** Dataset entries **
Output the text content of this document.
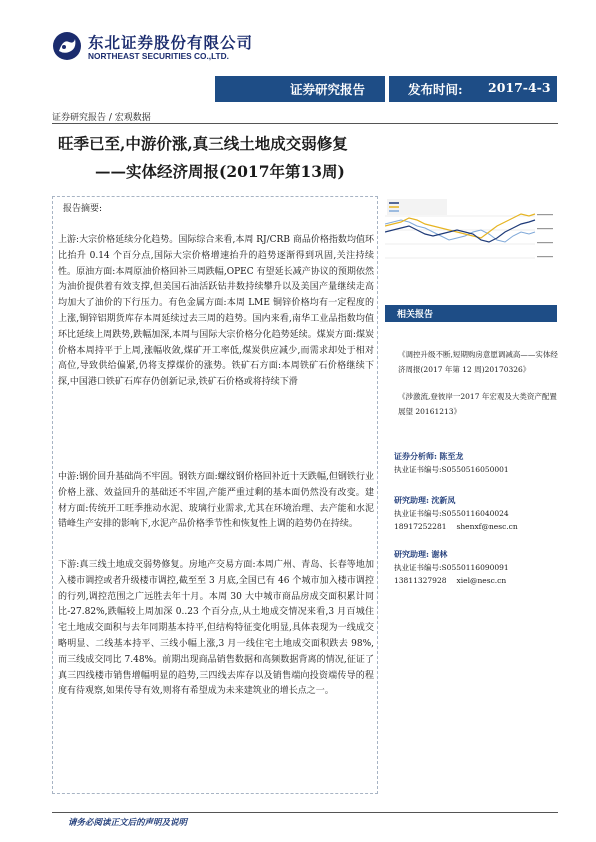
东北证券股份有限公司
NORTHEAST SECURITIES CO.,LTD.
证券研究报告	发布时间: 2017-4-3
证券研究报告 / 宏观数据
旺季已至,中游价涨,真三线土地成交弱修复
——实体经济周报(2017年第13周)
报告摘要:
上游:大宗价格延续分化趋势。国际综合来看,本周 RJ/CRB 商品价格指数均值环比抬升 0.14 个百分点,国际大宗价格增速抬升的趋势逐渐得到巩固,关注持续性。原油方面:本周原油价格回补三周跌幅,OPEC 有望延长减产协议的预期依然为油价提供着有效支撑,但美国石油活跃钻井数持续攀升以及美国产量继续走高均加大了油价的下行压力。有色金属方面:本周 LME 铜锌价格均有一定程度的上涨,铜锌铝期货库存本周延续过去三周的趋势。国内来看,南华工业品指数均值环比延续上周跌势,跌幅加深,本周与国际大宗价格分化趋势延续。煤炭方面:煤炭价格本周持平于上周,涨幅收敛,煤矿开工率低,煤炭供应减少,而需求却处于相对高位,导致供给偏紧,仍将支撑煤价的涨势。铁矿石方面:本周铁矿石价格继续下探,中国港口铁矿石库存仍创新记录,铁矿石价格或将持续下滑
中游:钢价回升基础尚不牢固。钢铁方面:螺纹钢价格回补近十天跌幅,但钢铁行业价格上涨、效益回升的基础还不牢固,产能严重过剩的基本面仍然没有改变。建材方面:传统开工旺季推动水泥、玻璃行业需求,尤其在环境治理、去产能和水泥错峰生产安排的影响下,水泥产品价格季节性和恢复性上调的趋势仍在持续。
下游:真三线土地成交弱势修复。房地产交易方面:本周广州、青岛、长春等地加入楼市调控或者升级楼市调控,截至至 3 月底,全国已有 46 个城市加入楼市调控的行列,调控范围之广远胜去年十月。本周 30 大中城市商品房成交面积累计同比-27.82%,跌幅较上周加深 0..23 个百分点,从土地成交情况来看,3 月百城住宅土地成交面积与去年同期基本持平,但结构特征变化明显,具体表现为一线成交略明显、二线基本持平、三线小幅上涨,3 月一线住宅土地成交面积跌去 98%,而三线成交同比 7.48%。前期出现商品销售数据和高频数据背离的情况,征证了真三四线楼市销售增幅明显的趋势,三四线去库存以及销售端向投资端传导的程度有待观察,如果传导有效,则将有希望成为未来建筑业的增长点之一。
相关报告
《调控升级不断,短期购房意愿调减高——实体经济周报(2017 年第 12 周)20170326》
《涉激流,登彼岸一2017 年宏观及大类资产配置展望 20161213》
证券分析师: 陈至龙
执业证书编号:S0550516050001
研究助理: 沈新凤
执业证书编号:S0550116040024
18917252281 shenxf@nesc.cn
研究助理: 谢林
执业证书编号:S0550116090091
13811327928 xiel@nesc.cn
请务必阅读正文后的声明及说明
...
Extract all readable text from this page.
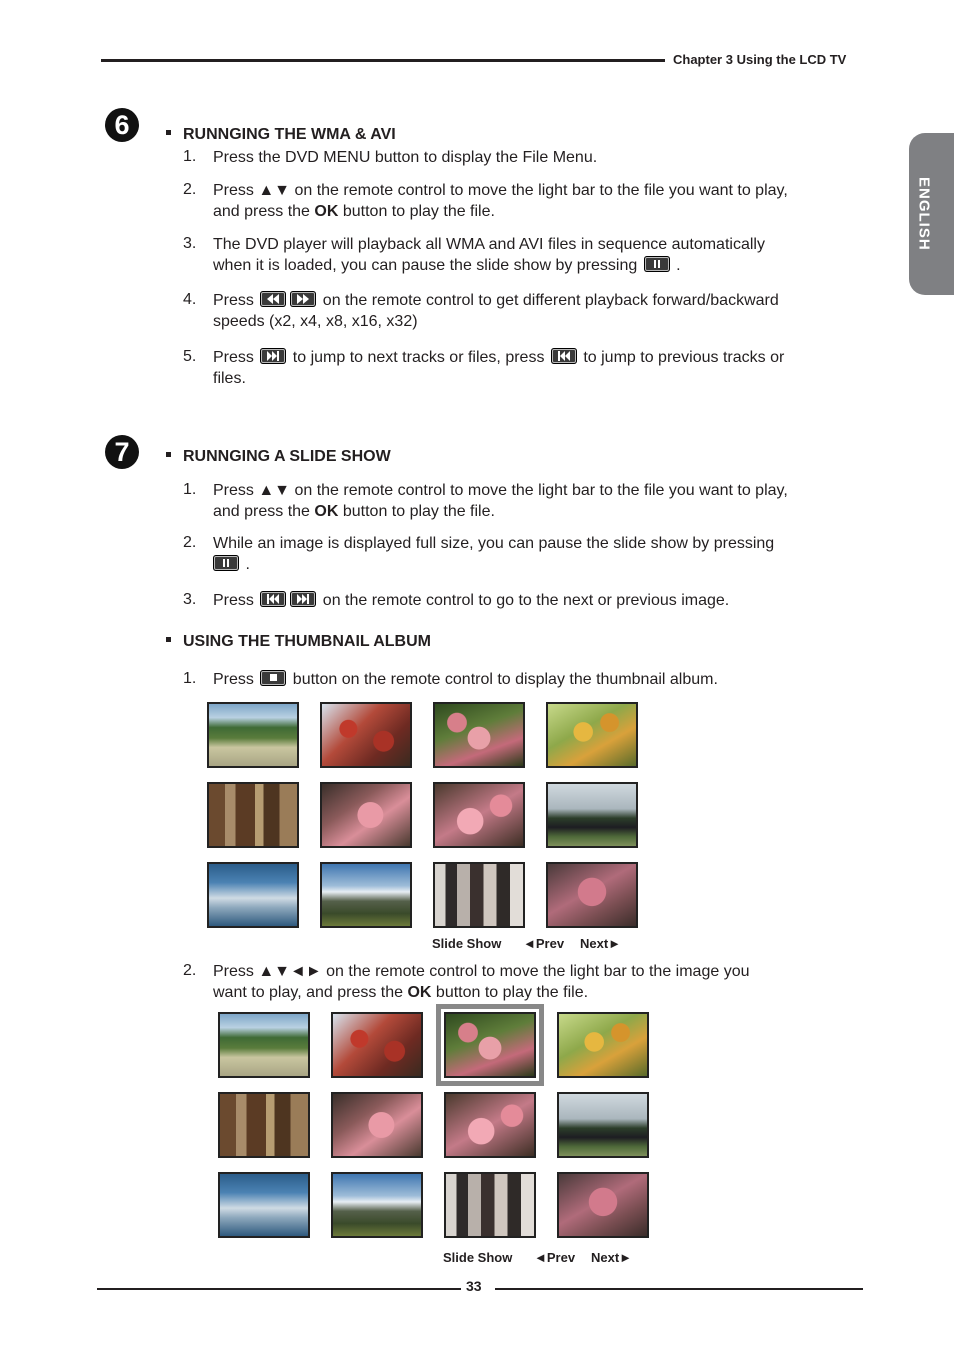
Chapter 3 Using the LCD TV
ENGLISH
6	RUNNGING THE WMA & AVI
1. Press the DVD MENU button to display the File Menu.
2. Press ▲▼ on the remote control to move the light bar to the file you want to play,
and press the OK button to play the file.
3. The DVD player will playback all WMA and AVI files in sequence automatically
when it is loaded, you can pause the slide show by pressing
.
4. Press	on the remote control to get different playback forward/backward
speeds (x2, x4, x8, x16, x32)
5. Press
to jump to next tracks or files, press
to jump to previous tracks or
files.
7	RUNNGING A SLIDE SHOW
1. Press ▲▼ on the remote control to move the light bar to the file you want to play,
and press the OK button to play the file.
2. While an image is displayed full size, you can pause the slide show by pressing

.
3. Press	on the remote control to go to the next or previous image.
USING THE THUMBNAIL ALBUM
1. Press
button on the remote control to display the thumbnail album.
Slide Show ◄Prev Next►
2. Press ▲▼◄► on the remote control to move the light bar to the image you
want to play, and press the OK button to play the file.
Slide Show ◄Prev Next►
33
--
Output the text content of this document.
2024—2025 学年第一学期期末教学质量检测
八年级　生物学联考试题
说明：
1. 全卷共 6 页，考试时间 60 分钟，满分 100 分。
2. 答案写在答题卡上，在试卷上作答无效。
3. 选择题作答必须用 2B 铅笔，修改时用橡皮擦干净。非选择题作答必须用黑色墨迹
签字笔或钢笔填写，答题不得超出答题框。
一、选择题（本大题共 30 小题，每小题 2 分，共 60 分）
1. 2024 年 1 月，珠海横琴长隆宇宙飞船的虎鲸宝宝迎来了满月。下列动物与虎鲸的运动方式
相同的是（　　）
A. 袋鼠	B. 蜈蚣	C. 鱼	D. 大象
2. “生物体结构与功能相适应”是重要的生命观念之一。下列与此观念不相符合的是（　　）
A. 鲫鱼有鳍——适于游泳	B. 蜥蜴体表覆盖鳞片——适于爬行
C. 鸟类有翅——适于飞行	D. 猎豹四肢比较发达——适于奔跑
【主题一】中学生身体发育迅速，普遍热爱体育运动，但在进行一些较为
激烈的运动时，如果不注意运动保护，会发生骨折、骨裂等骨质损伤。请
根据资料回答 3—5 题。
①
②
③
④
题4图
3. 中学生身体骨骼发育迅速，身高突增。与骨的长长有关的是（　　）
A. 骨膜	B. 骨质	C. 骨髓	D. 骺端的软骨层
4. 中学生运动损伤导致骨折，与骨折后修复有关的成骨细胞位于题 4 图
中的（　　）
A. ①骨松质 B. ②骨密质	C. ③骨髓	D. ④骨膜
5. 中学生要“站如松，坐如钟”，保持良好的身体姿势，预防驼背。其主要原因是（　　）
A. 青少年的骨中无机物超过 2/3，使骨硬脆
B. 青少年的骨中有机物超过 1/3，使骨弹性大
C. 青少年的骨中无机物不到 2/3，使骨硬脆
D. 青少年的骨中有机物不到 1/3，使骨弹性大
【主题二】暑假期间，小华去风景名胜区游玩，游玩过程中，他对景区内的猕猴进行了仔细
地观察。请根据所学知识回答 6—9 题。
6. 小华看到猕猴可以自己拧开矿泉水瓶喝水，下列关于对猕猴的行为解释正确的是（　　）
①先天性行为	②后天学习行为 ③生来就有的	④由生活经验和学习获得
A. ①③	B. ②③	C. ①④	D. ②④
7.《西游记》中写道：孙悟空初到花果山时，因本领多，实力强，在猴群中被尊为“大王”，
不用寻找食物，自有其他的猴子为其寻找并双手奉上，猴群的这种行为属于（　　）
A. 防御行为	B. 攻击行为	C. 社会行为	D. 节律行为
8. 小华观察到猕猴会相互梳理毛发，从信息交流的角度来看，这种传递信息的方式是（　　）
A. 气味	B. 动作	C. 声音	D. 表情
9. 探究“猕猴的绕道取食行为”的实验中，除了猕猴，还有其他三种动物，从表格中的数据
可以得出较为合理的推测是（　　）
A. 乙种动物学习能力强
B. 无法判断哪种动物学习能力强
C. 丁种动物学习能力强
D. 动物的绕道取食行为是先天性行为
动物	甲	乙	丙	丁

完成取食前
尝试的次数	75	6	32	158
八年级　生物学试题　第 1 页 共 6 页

** Objective **
Looking at the material above, count the lines containing the string "nesc" and reply with the count alone.

** Task result **
2